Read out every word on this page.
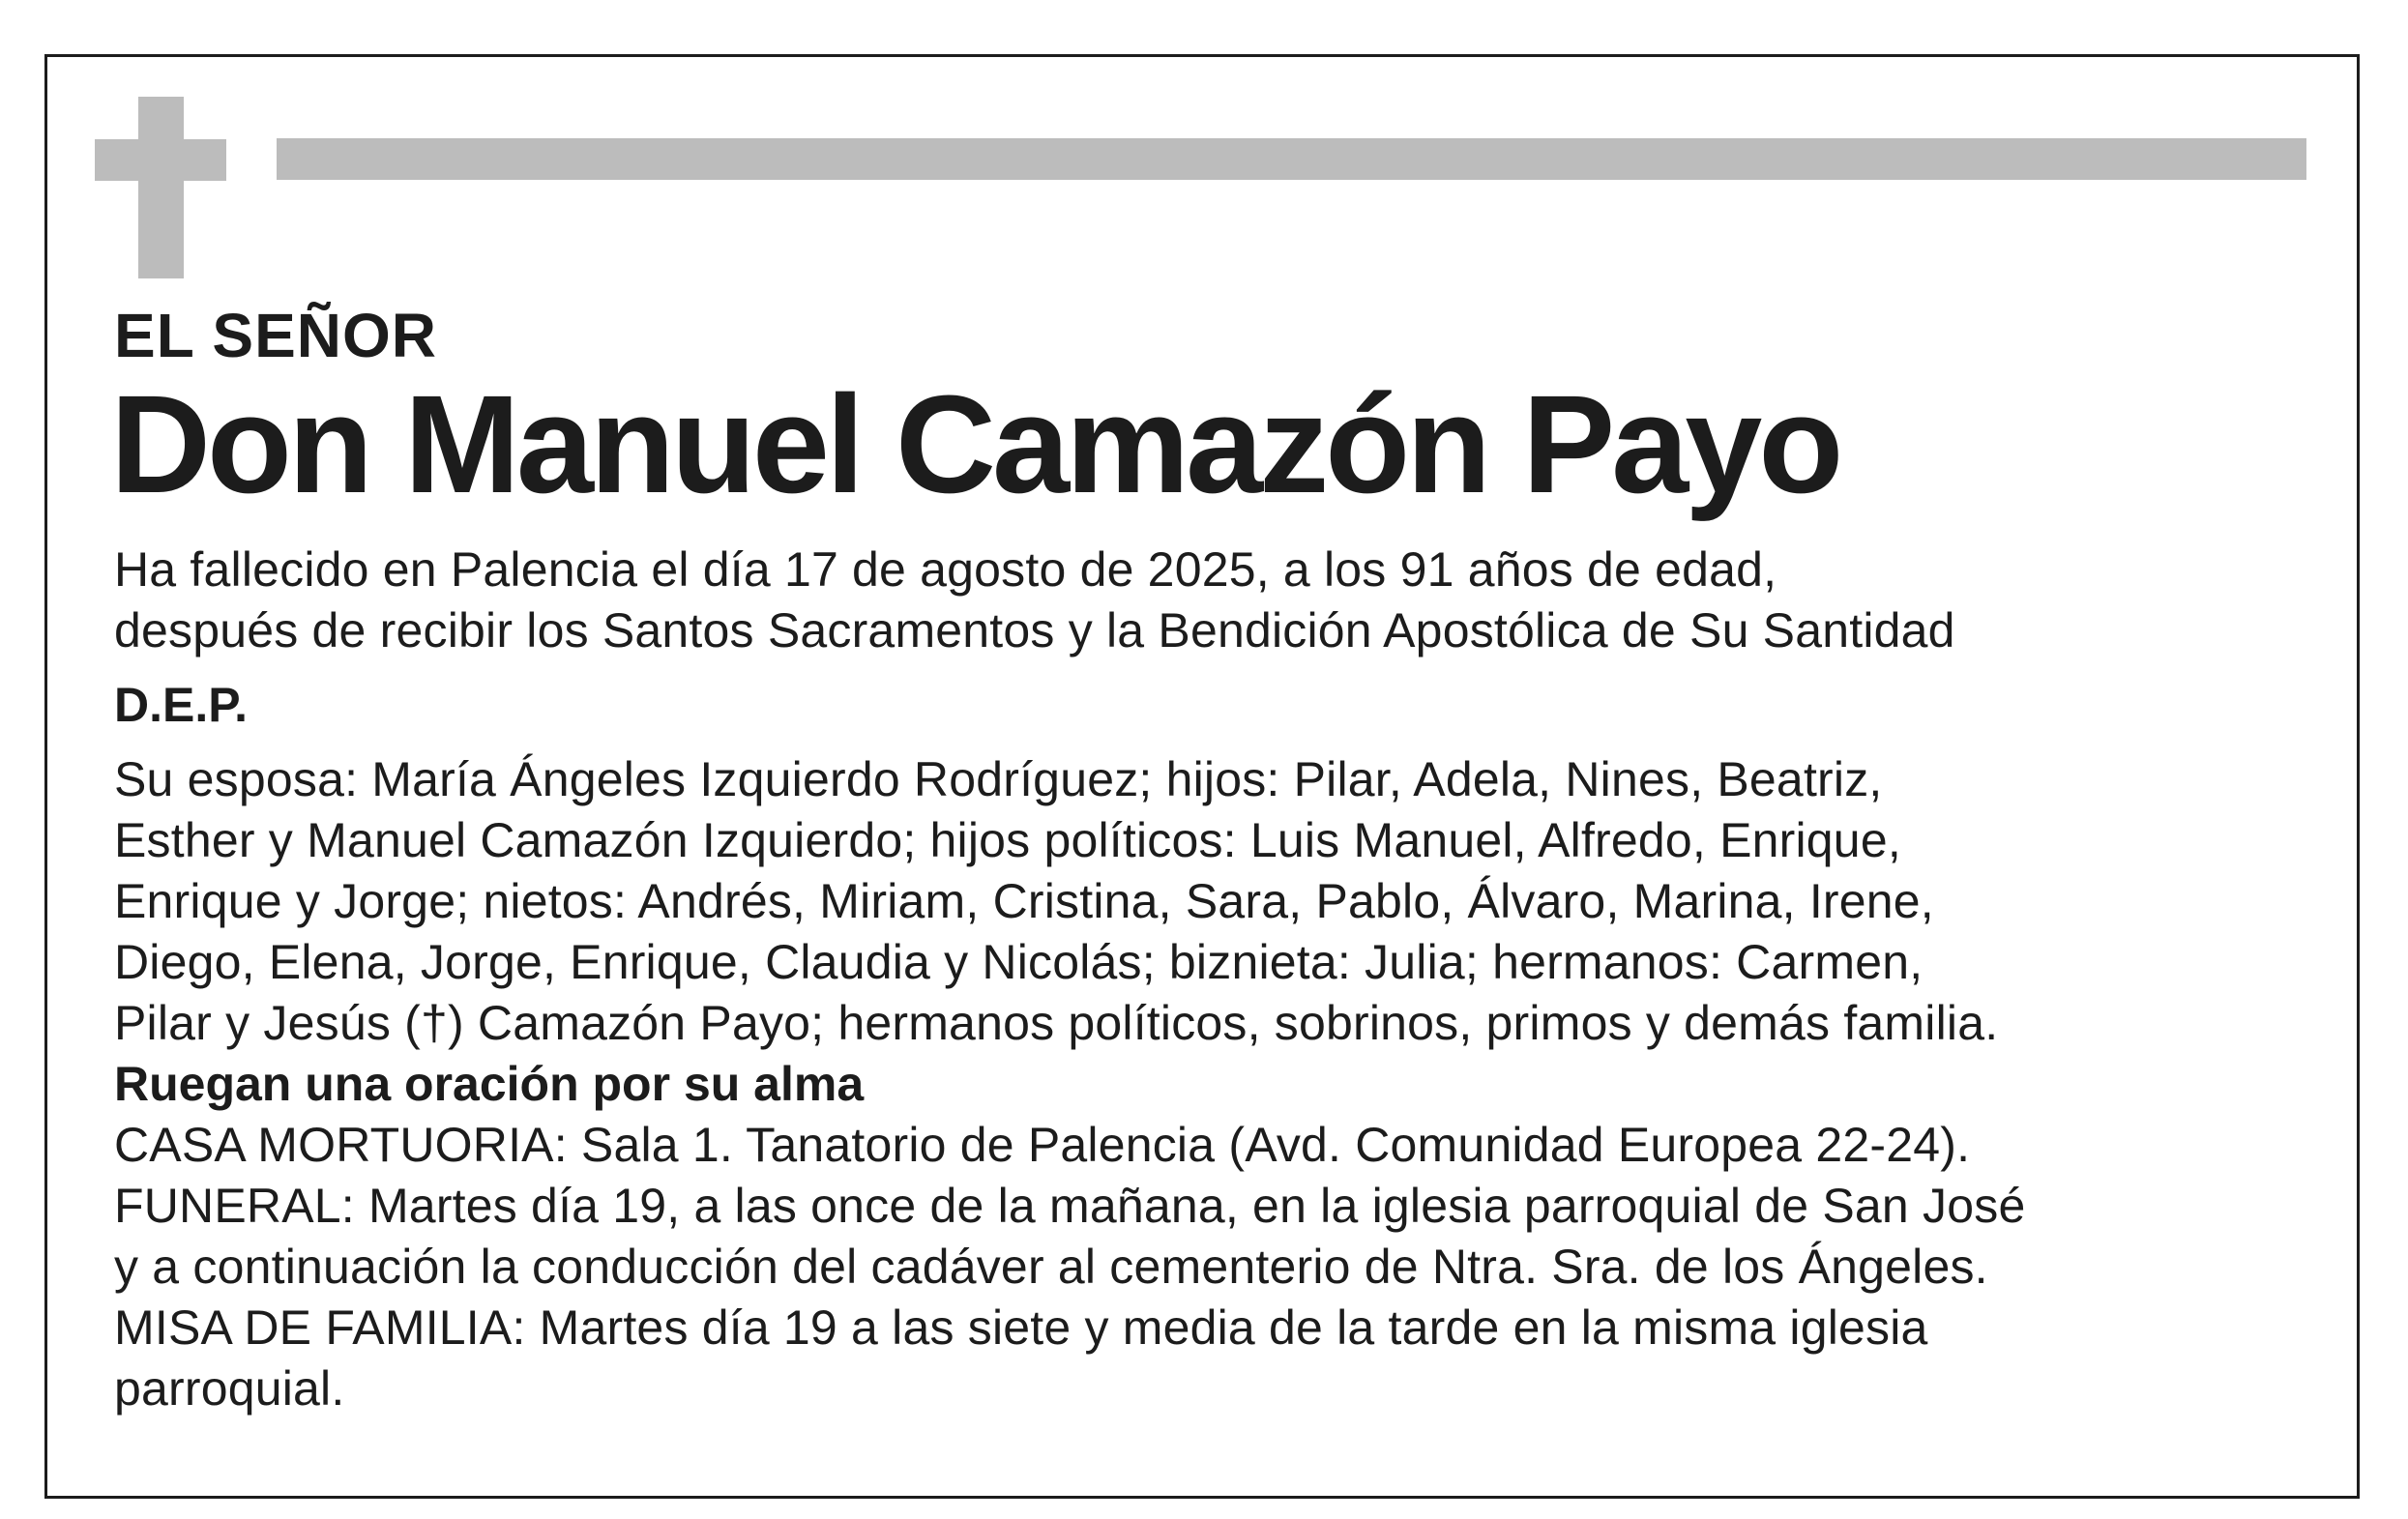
EL SEÑOR

Don Manuel Camazón Payo

Ha fallecido en Palencia el día 17 de agosto de 2025, a los 91 años de edad,
después de recibir los Santos Sacramentos y la Bendición Apostólica de Su Santidad

D.E.P.

Su esposa: María Ángeles Izquierdo Rodríguez; hijos: Pilar, Adela, Nines, Beatriz,
Esther y Manuel Camazón Izquierdo; hijos políticos: Luis Manuel, Alfredo, Enrique,
Enrique y Jorge; nietos: Andrés, Miriam, Cristina, Sara, Pablo, Álvaro, Marina, Irene,
Diego, Elena, Jorge, Enrique, Claudia y Nicolás; biznieta: Julia; hermanos: Carmen,
Pilar y Jesús (†) Camazón Payo; hermanos políticos, sobrinos, primos y demás familia.

Ruegan una oración por su alma

CASA MORTUORIA: Sala 1. Tanatorio de Palencia (Avd. Comunidad Europea 22-24).
FUNERAL: Martes día 19, a las once de la mañana, en la iglesia parroquial de San José
y a continuación la conducción del cadáver al cementerio de Ntra. Sra. de los Ángeles.
MISA DE FAMILIA: Martes día 19 a las siete y media de la tarde en la misma iglesia
parroquial.
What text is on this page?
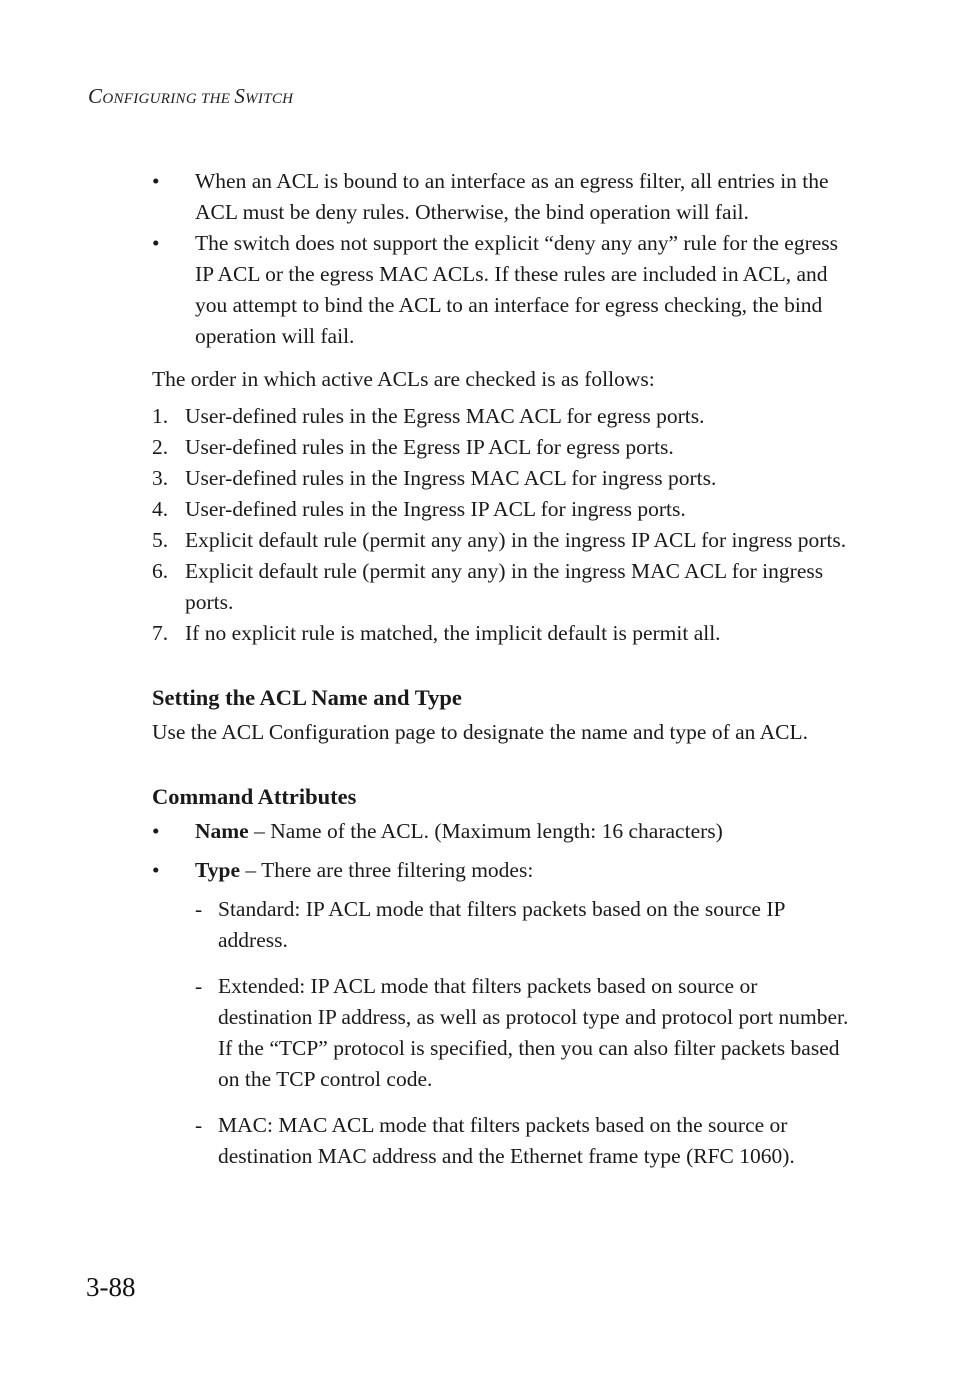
CONFIGURING THE SWITCH
•	When an ACL is bound to an interface as an egress filter, all entries in the ACL must be deny rules. Otherwise, the bind operation will fail.
•	The switch does not support the explicit “deny any any” rule for the egress IP ACL or the egress MAC ACLs. If these rules are included in ACL, and you attempt to bind the ACL to an interface for egress checking, the bind operation will fail.

The order in which active ACLs are checked is as follows:

1. User-defined rules in the Egress MAC ACL for egress ports.
2. User-defined rules in the Egress IP ACL for egress ports.
3. User-defined rules in the Ingress MAC ACL for ingress ports.
4. User-defined rules in the Ingress IP ACL for ingress ports.
5. Explicit default rule (permit any any) in the ingress IP ACL for ingress ports.
6. Explicit default rule (permit any any) in the ingress MAC ACL for ingress ports.
7. If no explicit rule is matched, the implicit default is permit all.
Setting the ACL Name and Type

Use the ACL Configuration page to designate the name and type of an ACL.

Command Attributes
• Name – Name of the ACL. (Maximum length: 16 characters)
• Type – There are three filtering modes:
- Standard: IP ACL mode that filters packets based on the source IP address.
- Extended: IP ACL mode that filters packets based on source or destination IP address, as well as protocol type and protocol port number. If the “TCP” protocol is specified, then you can also filter packets based on the TCP control code.
- MAC: MAC ACL mode that filters packets based on the source or destination MAC address and the Ethernet frame type (RFC 1060).
3-88
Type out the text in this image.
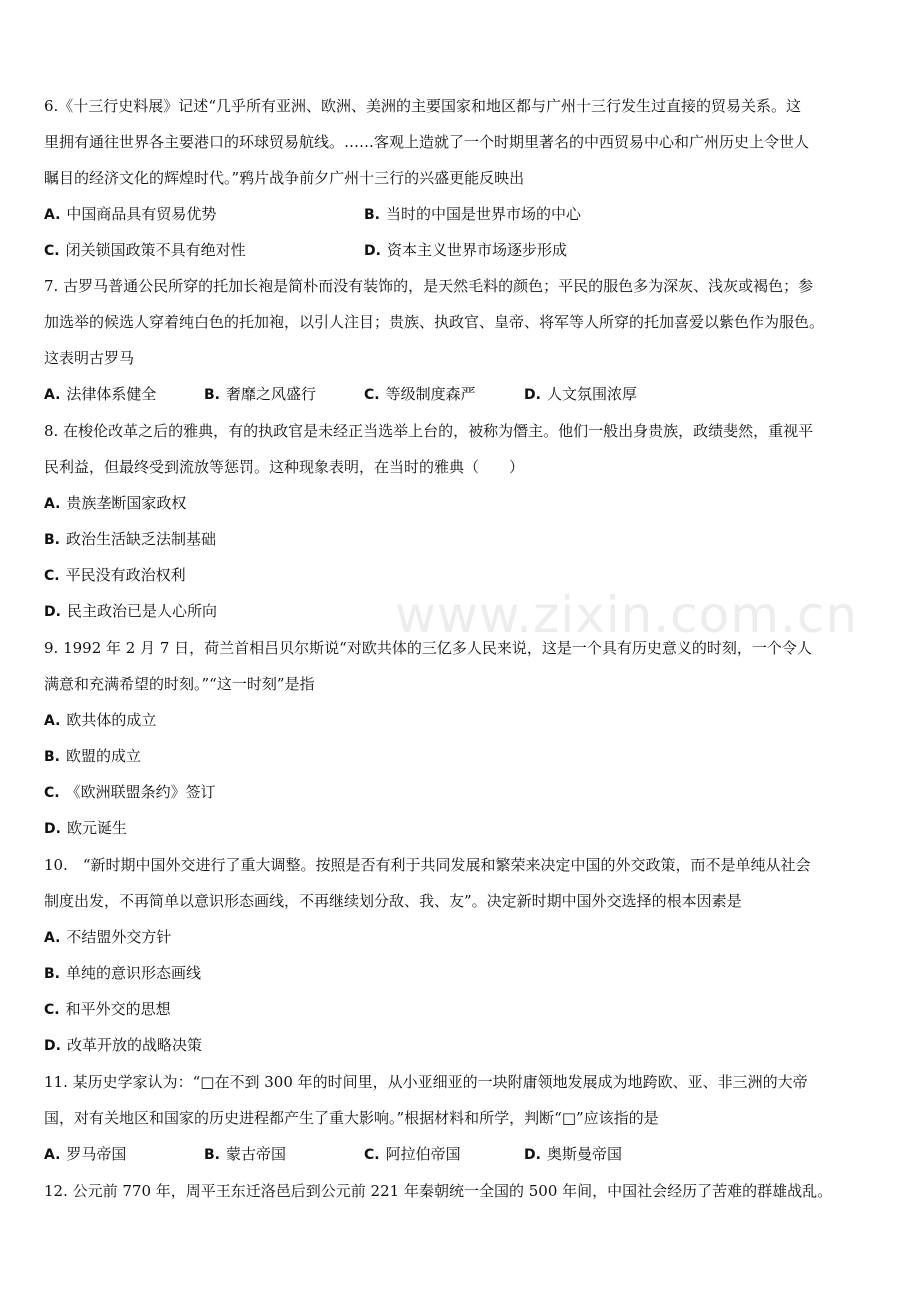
www.zixin.com.cn
6.《十三行史料展》记述“几乎所有亚洲、欧洲、美洲的主要国家和地区都与广州十三行发生过直接的贸易关系。这
里拥有通往世界各主要港口的环球贸易航线。……客观上造就了一个时期里著名的中西贸易中心和广州历史上令世人
瞩目的经济文化的辉煌时代。”鸦片战争前夕广州十三行的兴盛更能反映出
A. 中国商品具有贸易优势	B. 当时的中国是世界市场的中心
C. 闭关锁国政策不具有绝对性	D. 资本主义世界市场逐步形成
7. 古罗马普通公民所穿的托加长袍是简朴而没有装饰的，是天然毛料的颜色；平民的服色多为深灰、浅灰或褐色；参
加选举的候选人穿着纯白色的托加袍，以引人注目；贵族、执政官、皇帝、将军等人所穿的托加喜爱以紫色作为服色。
这表明古罗马
A. 法律体系健全	B. 奢靡之风盛行	C. 等级制度森严	D. 人文氛围浓厚
8. 在梭伦改革之后的雅典，有的执政官是未经正当选举上台的，被称为僭主。他们一般出身贵族，政绩斐然，重视平
民利益，但最终受到流放等惩罚。这种现象表明，在当时的雅典（　　）
A. 贵族垄断国家政权
B. 政治生活缺乏法制基础
C. 平民没有政治权利
D. 民主政治已是人心所向
9. 1992 年 2 月 7 日，荷兰首相吕贝尔斯说“对欧共体的三亿多人民来说，这是一个具有历史意义的时刻，一个令人
满意和充满希望的时刻。”“这一时刻”是指
A. 欧共体的成立
B. 欧盟的成立
C. 《欧洲联盟条约》签订
D. 欧元诞生
10.　“新时期中国外交进行了重大调整。按照是否有利于共同发展和繁荣来决定中国的外交政策，而不是单纯从社会
制度出发，不再简单以意识形态画线，不再继续划分敌、我、友”。决定新时期中国外交选择的根本因素是
A. 不结盟外交方针
B. 单纯的意识形态画线
C. 和平外交的思想
D. 改革开放的战略决策
11. 某历史学家认为：“□在不到 300 年的时间里，从小亚细亚的一块附庸领地发展成为地跨欧、亚、非三洲的大帝
国，对有关地区和国家的历史进程都产生了重大影响。”根据材料和所学，判断“□”应该指的是
A. 罗马帝国	B. 蒙古帝国	C. 阿拉伯帝国	D. 奥斯曼帝国
12. 公元前 770 年，周平王东迁洛邑后到公元前 221 年秦朝统一全国的 500 年间，中国社会经历了苦难的群雄战乱。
■ ■ ■ ■
Work required:
Repeat the data above exactly, but not the pictures.

Finished exercise:
Read out every word on this page.
EL SEÑOR

Don Manuel Camazón Payo

Ha fallecido en Palencia el día 17 de agosto de 2025, a los 91 años de edad,
después de recibir los Santos Sacramentos y la Bendición Apostólica de Su Santidad

D.E.P.

Su esposa: María Ángeles Izquierdo Rodríguez; hijos: Pilar, Adela, Nines, Beatriz,
Esther y Manuel Camazón Izquierdo; hijos políticos: Luis Manuel, Alfredo, Enrique,
Enrique y Jorge; nietos: Andrés, Miriam, Cristina, Sara, Pablo, Álvaro, Marina, Irene,
Diego, Elena, Jorge, Enrique, Claudia y Nicolás; biznieta: Julia; hermanos: Carmen,
Pilar y Jesús (†) Camazón Payo; hermanos políticos, sobrinos, primos y demás familia.

Ruegan una oración por su alma

CASA MORTUORIA: Sala 1. Tanatorio de Palencia (Avd. Comunidad Europea 22-24).
FUNERAL: Martes día 19, a las once de la mañana, en la iglesia parroquial de San José
y a continuación la conducción del cadáver al cementerio de Ntra. Sra. de los Ángeles.
MISA DE FAMILIA: Martes día 19 a las siete y media de la tarde en la misma iglesia
parroquial.
What text is on this page?
CONFIGURING THE SWITCH
•	When an ACL is bound to an interface as an egress filter, all entries in the ACL must be deny rules. Otherwise, the bind operation will fail.
•	The switch does not support the explicit “deny any any” rule for the egress IP ACL or the egress MAC ACLs. If these rules are included in ACL, and you attempt to bind the ACL to an interface for egress checking, the bind operation will fail.

The order in which active ACLs are checked is as follows:

1. User-defined rules in the Egress MAC ACL for egress ports.
2. User-defined rules in the Egress IP ACL for egress ports.
3. User-defined rules in the Ingress MAC ACL for ingress ports.
4. User-defined rules in the Ingress IP ACL for ingress ports.
5. Explicit default rule (permit any any) in the ingress IP ACL for ingress ports.
6. Explicit default rule (permit any any) in the ingress MAC ACL for ingress ports.
7. If no explicit rule is matched, the implicit default is permit all.
Setting the ACL Name and Type

Use the ACL Configuration page to designate the name and type of an ACL.

Command Attributes
• Name – Name of the ACL. (Maximum length: 16 characters)
• Type – There are three filtering modes:
- Standard: IP ACL mode that filters packets based on the source IP address.
- Extended: IP ACL mode that filters packets based on source or destination IP address, as well as protocol type and protocol port number. If the “TCP” protocol is specified, then you can also filter packets based on the TCP control code.
- MAC: MAC ACL mode that filters packets based on the source or destination MAC address and the Ethernet frame type (RFC 1060).
3-88
Type out the text in this image.
www.zixin.com.cn
6.《十三行史料展》记述“几乎所有亚洲、欧洲、美洲的主要国家和地区都与广州十三行发生过直接的贸易关系。这
里拥有通往世界各主要港口的环球贸易航线。……客观上造就了一个时期里著名的中西贸易中心和广州历史上令世人
瞩目的经济文化的辉煌时代。”鸦片战争前夕广州十三行的兴盛更能反映出
A. 中国商品具有贸易优势	B. 当时的中国是世界市场的中心
C. 闭关锁国政策不具有绝对性	D. 资本主义世界市场逐步形成
7. 古罗马普通公民所穿的托加长袍是简朴而没有装饰的，是天然毛料的颜色；平民的服色多为深灰、浅灰或褐色；参
加选举的候选人穿着纯白色的托加袍，以引人注目；贵族、执政官、皇帝、将军等人所穿的托加喜爱以紫色作为服色。
这表明古罗马
A. 法律体系健全	B. 奢靡之风盛行	C. 等级制度森严	D. 人文氛围浓厚
8. 在梭伦改革之后的雅典，有的执政官是未经正当选举上台的，被称为僭主。他们一般出身贵族，政绩斐然，重视平
民利益，但最终受到流放等惩罚。这种现象表明，在当时的雅典（　　）
A. 贵族垄断国家政权
B. 政治生活缺乏法制基础
C. 平民没有政治权利
D. 民主政治已是人心所向
9. 1992 年 2 月 7 日，荷兰首相吕贝尔斯说“对欧共体的三亿多人民来说，这是一个具有历史意义的时刻，一个令人
满意和充满希望的时刻。”“这一时刻”是指
A. 欧共体的成立
B. 欧盟的成立
C. 《欧洲联盟条约》签订
D. 欧元诞生
10.　“新时期中国外交进行了重大调整。按照是否有利于共同发展和繁荣来决定中国的外交政策，而不是单纯从社会
制度出发，不再简单以意识形态画线，不再继续划分敌、我、友”。决定新时期中国外交选择的根本因素是
A. 不结盟外交方针
B. 单纯的意识形态画线
C. 和平外交的思想
D. 改革开放的战略决策
11. 某历史学家认为：“□在不到 300 年的时间里，从小亚细亚的一块附庸领地发展成为地跨欧、亚、非三洲的大帝
国，对有关地区和国家的历史进程都产生了重大影响。”根据材料和所学，判断“□”应该指的是
A. 罗马帝国	B. 蒙古帝国	C. 阿拉伯帝国	D. 奥斯曼帝国
12. 公元前 770 年，周平王东迁洛邑后到公元前 221 年秦朝统一全国的 500 年间，中国社会经历了苦难的群雄战乱。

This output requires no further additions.